Extract provided -
The real issue may not be skills scarcity, but the economics of labour in Nigeria’s private sector
Comments made by Moniepoint chief executive Tosin Eniolorunda at The Platform Lagos this month have triggered a familiar debate within Nigeria’s technology and business circles. Eniolorunda said the fintech company currently has more than 500 open positions it is struggling to fill, arguing that the country’s talent pool no longer meets global standards. He pointed to weaknesses in education, the influence of social media, internet fraud and what he described as “hook-up culture”, while framing Moniepoint’s competitive benchmark around China.
The remarks have since generated extensive commentary across LinkedIn and Nigeria’s broader technology ecosystem. But beneath the reaction sits a more consequential economic question: is Nigeria facing a genuine talent shortage, or is the market confronting the long-term consequences of systematically underpricing skilled labour?
That distinction matters because it reframes the conversation from culture to economics.
Nigerian corporates have built highly profitable businesses on structurally inexpensive labour
The most revealing part of the debate is not the criticism of Nigerian workers. It is the underlying arithmetic of Nigerian corporate profitability.

Direction 1 - Quote the article on Nigeria's talent debate in full, word for word.

Annotated region listings:
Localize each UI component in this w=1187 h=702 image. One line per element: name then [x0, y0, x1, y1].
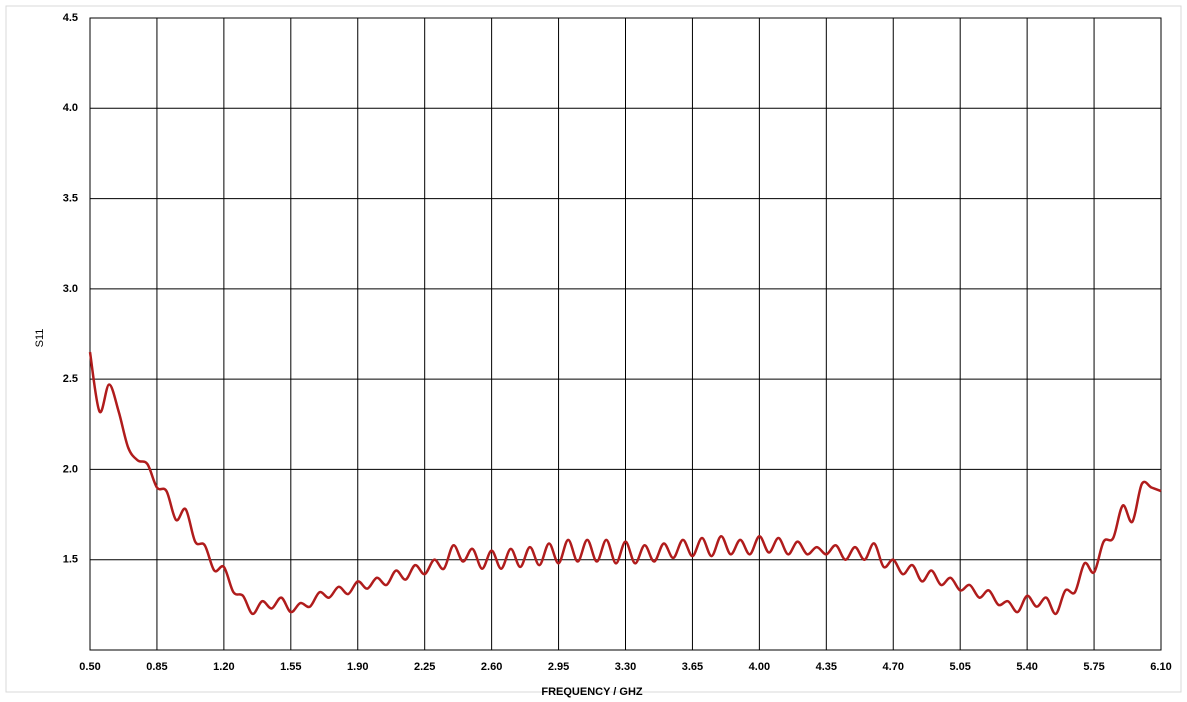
x-tick-label: 6.10 — [1150, 661, 1171, 673]
x-tick-label: 4.70 — [883, 661, 904, 673]
x-tick-label: 3.65 — [682, 661, 703, 673]
x-tick-label: 5.75 — [1083, 661, 1104, 673]
x-tick-label: 0.85 — [146, 661, 167, 673]
x-axis-title: FREQUENCY / GHZ — [541, 686, 643, 698]
x-tick-label: 4.00 — [749, 661, 770, 673]
y-axis-title: S11 — [34, 329, 46, 348]
y-tick-label: 1.5 — [63, 554, 78, 566]
y-tick-label: 3.0 — [63, 283, 78, 295]
x-tick-label: 1.20 — [213, 661, 234, 673]
x-tick-label: 0.50 — [79, 661, 100, 673]
chart-border — [5, 5, 1182, 693]
x-tick-label: 2.25 — [414, 661, 435, 673]
y-tick-label: 2.0 — [63, 463, 78, 475]
x-tick-label: 1.90 — [347, 661, 368, 673]
data-line — [88, 351, 1162, 616]
x-tick-label: 2.95 — [548, 661, 569, 673]
y-tick-label: 4.5 — [63, 12, 78, 24]
y-tick-label: 3.5 — [63, 192, 78, 204]
x-tick-label: 1.55 — [280, 661, 301, 673]
x-tick-label: 5.40 — [1016, 661, 1037, 673]
x-tick-label: 5.05 — [949, 661, 970, 673]
x-tick-label: 4.35 — [816, 661, 837, 673]
y-tick-label: 2.5 — [63, 373, 78, 385]
x-tick-label: 3.30 — [615, 661, 636, 673]
y-tick-label: 4.0 — [63, 102, 78, 114]
x-tick-label: 2.60 — [481, 661, 502, 673]
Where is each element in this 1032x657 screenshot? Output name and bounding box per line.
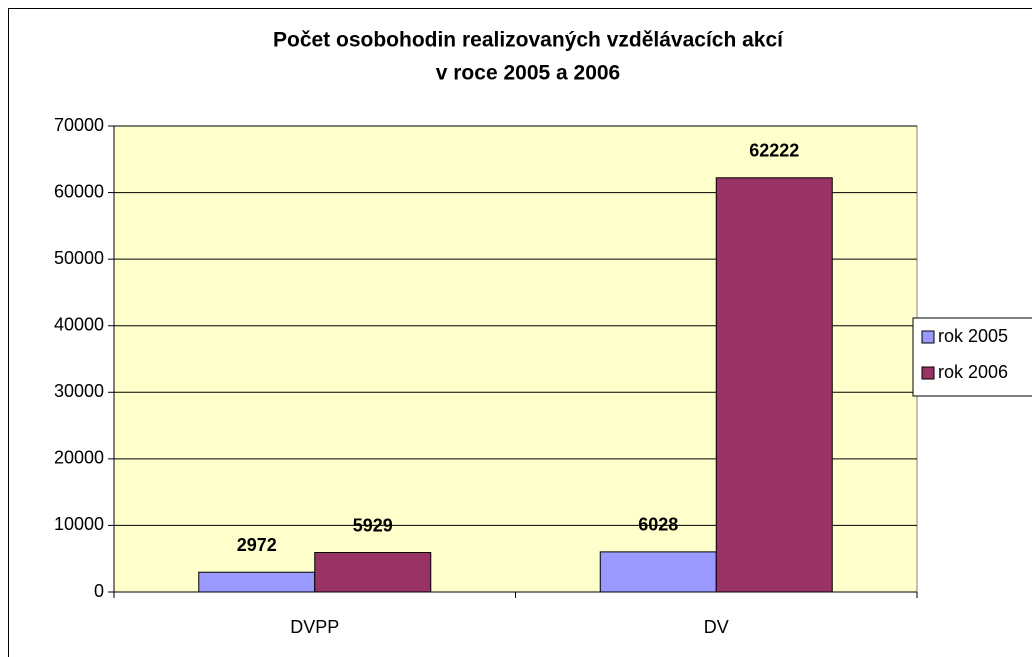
chart-title: v roce 2005 a 2006 (436, 62, 621, 85)
y-tick-label: 40000 (54, 314, 104, 334)
value-label: 5929 (353, 515, 393, 535)
legend-label: rok 2005 (938, 326, 1008, 346)
bar (715, 177, 833, 593)
value-label: 2972 (237, 535, 277, 555)
y-tick-label: 30000 (54, 381, 104, 401)
bar (314, 552, 432, 593)
y-tick-label: 20000 (54, 448, 104, 468)
legend-label: rok 2006 (938, 362, 1008, 382)
y-tick-label: 10000 (54, 514, 104, 534)
value-label: 6028 (638, 515, 678, 535)
x-tick-label: DV (704, 617, 729, 637)
bar (198, 571, 316, 593)
value-label: 62222 (749, 141, 799, 161)
y-tick-label: 50000 (54, 248, 104, 268)
bar (599, 551, 717, 593)
y-tick-label: 60000 (54, 181, 104, 201)
legend-swatch (921, 366, 935, 380)
y-tick-label: 0 (94, 581, 104, 601)
legend-swatch (921, 330, 935, 344)
y-tick-label: 70000 (54, 115, 104, 135)
x-tick-label: DVPP (290, 617, 339, 637)
chart-title: Počet osobohodin realizovaných vzdělávac… (273, 29, 784, 52)
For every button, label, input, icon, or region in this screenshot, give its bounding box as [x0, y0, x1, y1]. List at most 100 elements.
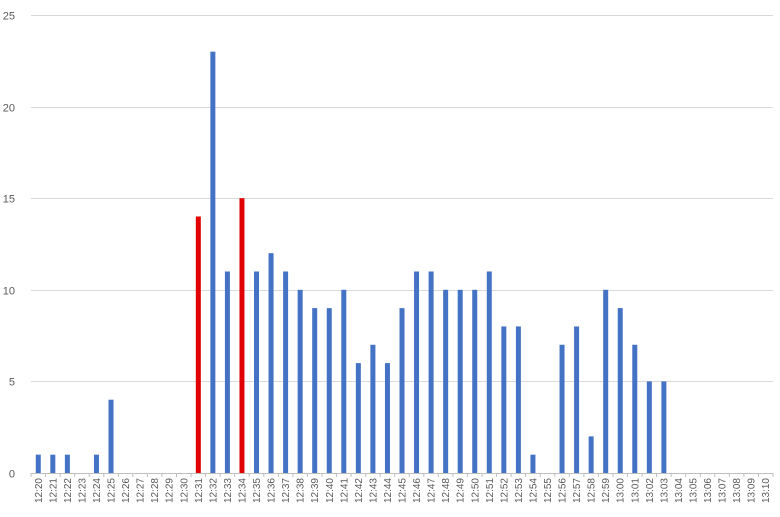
bar-1245 — [399, 308, 405, 473]
x-tick-label: 12:27 — [136, 478, 147, 503]
x-tick-label: 13:08 — [732, 478, 743, 503]
x-tick-label: 12:39 — [310, 478, 321, 503]
x-tick-label: 12:31 — [194, 478, 205, 503]
y-tick-label: 15 — [3, 194, 15, 206]
bar-1241 — [341, 289, 347, 473]
bar-1242 — [355, 363, 361, 473]
bar-1252 — [501, 326, 507, 473]
x-tick-label: 12:26 — [121, 478, 132, 503]
bar-1235 — [254, 271, 260, 473]
x-tick-label: 12:44 — [383, 478, 394, 503]
bar-1220 — [35, 454, 41, 473]
x-tick-label: 12:32 — [208, 478, 219, 503]
x-tick-label: 12:55 — [543, 478, 554, 503]
x-tick-label: 12:35 — [252, 478, 263, 503]
x-tick-label: 12:29 — [165, 478, 176, 503]
y-tick-label: 5 — [9, 377, 15, 389]
y-tick-label: 25 — [3, 11, 15, 23]
x-tick-label: 12:50 — [470, 478, 481, 503]
x-tick-label: 12:20 — [34, 478, 45, 503]
x-tick-label: 12:51 — [485, 478, 496, 503]
bar-1257 — [574, 326, 580, 473]
x-tick-label: 13:06 — [703, 478, 714, 503]
x-tick-label: 12:41 — [339, 478, 350, 503]
bar-1233 — [224, 271, 230, 473]
bar-1251 — [486, 271, 492, 473]
x-tick-label: 13:10 — [761, 478, 772, 503]
bars — [35, 51, 667, 473]
bar-1221 — [50, 454, 56, 473]
y-tick-label: 20 — [3, 103, 15, 115]
bar-1236 — [268, 253, 274, 473]
x-tick-label: 12:28 — [150, 478, 161, 503]
x-tick-label: 12:54 — [528, 478, 539, 503]
x-tick-label: 12:48 — [441, 478, 452, 503]
bar-1246 — [414, 271, 420, 473]
bar-1225 — [108, 399, 114, 473]
x-tick-label: 12:25 — [107, 478, 118, 503]
bar-1247 — [428, 271, 434, 473]
x-tick-label: 12:34 — [237, 478, 248, 503]
bar-1237 — [283, 271, 289, 473]
bar-1248 — [443, 289, 449, 473]
x-tick-label: 12:43 — [368, 478, 379, 503]
x-tick-label: 12:36 — [267, 478, 278, 503]
x-tick-label: 12:23 — [77, 478, 88, 503]
y-axis: 0 5 10 15 20 25 — [3, 11, 15, 481]
x-tick-label: 12:40 — [325, 478, 336, 503]
x-tick-label: 12:57 — [572, 478, 583, 503]
bar-1303 — [661, 381, 667, 473]
x-axis: 12:20 12:21 12:22 12:23 12:24 12:25 12:26 12:27… — [30, 473, 774, 503]
bar-1243 — [370, 344, 376, 473]
bar-1249 — [457, 289, 463, 473]
x-tick-label: 12:45 — [398, 478, 409, 503]
bar-1256 — [559, 344, 565, 473]
x-tick-label: 13:09 — [747, 478, 758, 503]
bar-1239 — [312, 308, 318, 473]
x-tick-label: 12:30 — [179, 478, 190, 503]
x-tick-label: 12:47 — [427, 478, 438, 503]
bar-1244 — [384, 363, 390, 473]
x-tick-label: 12:33 — [223, 478, 234, 503]
x-tick-label: 12:52 — [499, 478, 510, 503]
x-tick-label: 13:05 — [688, 478, 699, 503]
bar-1302 — [646, 381, 652, 473]
y-tick-label: 10 — [3, 286, 15, 298]
gridlines — [31, 15, 773, 474]
x-tick-label: 12:42 — [354, 478, 365, 503]
x-tick-label: 12:59 — [601, 478, 612, 503]
x-tick-label: 12:21 — [48, 478, 59, 503]
x-tick-label: 12:58 — [587, 478, 598, 503]
bar-1238 — [297, 289, 303, 473]
x-tick-label: 13:04 — [674, 478, 685, 503]
bar-1232 — [210, 51, 216, 473]
bar-1258 — [588, 436, 594, 473]
x-tick-label: 12:37 — [281, 478, 292, 503]
bar-1254 — [530, 454, 536, 473]
bar-1222 — [64, 454, 70, 473]
bar-1231 — [195, 216, 201, 473]
bar-1250 — [472, 289, 478, 473]
bar-1301 — [632, 344, 638, 473]
x-tick-label: 13:07 — [718, 478, 729, 503]
x-tick-label: 13:00 — [616, 478, 627, 503]
bar-1300 — [617, 308, 623, 473]
x-tick-label: 12:24 — [92, 478, 103, 503]
bar-1224 — [93, 454, 99, 473]
x-tick-label: 12:56 — [558, 478, 569, 503]
bar-1234 — [239, 198, 245, 473]
bar-1240 — [326, 308, 332, 473]
x-tick-label: 13:01 — [630, 478, 641, 503]
x-tick-label: 12:53 — [514, 478, 525, 503]
x-tick-label: 12:46 — [412, 478, 423, 503]
x-tick-label: 12:49 — [456, 478, 467, 503]
bar-1253 — [515, 326, 521, 473]
y-tick-label: 0 — [9, 469, 15, 481]
x-tick-label: 13:03 — [659, 478, 670, 503]
x-tick-label: 12:22 — [63, 478, 74, 503]
x-tick-label: 12:38 — [296, 478, 307, 503]
x-tick-label: 13:02 — [645, 478, 656, 503]
bar-1259 — [603, 289, 609, 473]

Direction 2 - From the records, print the lines from the line with "bar-1245 — [399, 308, 405, 473]" to the line with "x-tick-label: 12:51 — [485, 478, 496, 503]", including both, and nothing else. Change nothing in them.

Correct output 1 -
The real issue may not be skills scarcity, but the economics of labour in Nigeria’s private sector
Comments made by Moniepoint chief executive Tosin Eniolorunda at The Platform Lagos this month have triggered a familiar debate within Nigeria’s technology and business circles. Eniolorunda said the fintech company currently has more than 500 open positions it is struggling to fill, arguing that the country’s talent pool no longer meets global standards. He pointed to weaknesses in education, the influence of social media, internet fraud and what he described as “hook-up culture”, while framing Moniepoint’s competitive benchmark around China.
The remarks have since generated extensive commentary across LinkedIn and Nigeria’s broader technology ecosystem. But beneath the reaction sits a more consequential economic question: is Nigeria facing a genuine talent shortage, or is the market confronting the long-term consequences of systematically underpricing skilled labour?
That distinction matters because it reframes the conversation from culture to economics.
Nigerian corporates have built highly profitable businesses on structurally inexpensive labour
The most revealing part of the debate is not the criticism of Nigerian workers. It is the underlying arithmetic of Nigerian corporate profitability.

Correct output 2 -
bar-1245 — [399, 308, 405, 473]
x-tick-label: 12:27 — [136, 478, 147, 503]
x-tick-label: 13:08 — [732, 478, 743, 503]
x-tick-label: 12:39 — [310, 478, 321, 503]
x-tick-label: 12:31 — [194, 478, 205, 503]
y-tick-label: 15 — [3, 194, 15, 206]
bar-1241 — [341, 289, 347, 473]
bar-1242 — [355, 363, 361, 473]
bar-1252 — [501, 326, 507, 473]
x-tick-label: 12:26 — [121, 478, 132, 503]
bar-1235 — [254, 271, 260, 473]
x-tick-label: 12:44 — [383, 478, 394, 503]
bar-1220 — [35, 454, 41, 473]
x-tick-label: 12:32 — [208, 478, 219, 503]
x-tick-label: 12:55 — [543, 478, 554, 503]
x-tick-label: 12:35 — [252, 478, 263, 503]
x-tick-label: 12:29 — [165, 478, 176, 503]
y-tick-label: 5 — [9, 377, 15, 389]
y-tick-label: 25 — [3, 11, 15, 23]
x-tick-label: 12:50 — [470, 478, 481, 503]
x-tick-label: 12:20 — [34, 478, 45, 503]
x-tick-label: 12:51 — [485, 478, 496, 503]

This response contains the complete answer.